▶ [Objective]: Write out all lines holding the word "color".

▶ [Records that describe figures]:
* BEGIN *

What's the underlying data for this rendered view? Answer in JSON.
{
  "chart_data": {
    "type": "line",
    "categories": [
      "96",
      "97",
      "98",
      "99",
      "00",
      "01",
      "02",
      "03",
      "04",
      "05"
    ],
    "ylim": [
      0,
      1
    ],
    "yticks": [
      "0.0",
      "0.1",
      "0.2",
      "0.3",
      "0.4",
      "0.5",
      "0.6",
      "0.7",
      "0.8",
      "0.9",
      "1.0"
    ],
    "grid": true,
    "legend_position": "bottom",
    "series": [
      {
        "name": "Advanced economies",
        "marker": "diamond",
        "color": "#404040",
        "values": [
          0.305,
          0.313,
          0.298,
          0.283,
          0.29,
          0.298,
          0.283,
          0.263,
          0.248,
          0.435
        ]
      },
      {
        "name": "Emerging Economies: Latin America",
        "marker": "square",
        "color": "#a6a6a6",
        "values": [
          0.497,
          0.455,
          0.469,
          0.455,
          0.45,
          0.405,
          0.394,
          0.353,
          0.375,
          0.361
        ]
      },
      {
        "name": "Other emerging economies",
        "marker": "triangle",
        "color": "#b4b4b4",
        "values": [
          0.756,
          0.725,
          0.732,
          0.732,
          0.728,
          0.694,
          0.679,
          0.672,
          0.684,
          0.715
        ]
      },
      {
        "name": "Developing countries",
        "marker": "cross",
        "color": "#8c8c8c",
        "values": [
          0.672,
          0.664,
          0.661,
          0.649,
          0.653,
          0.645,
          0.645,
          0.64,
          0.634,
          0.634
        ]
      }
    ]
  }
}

* END *

▶ [Solved exercise]:
        "color": "#404040",
        "color": "#a6a6a6",
        "color": "#b4b4b4",
        "color": "#8c8c8c",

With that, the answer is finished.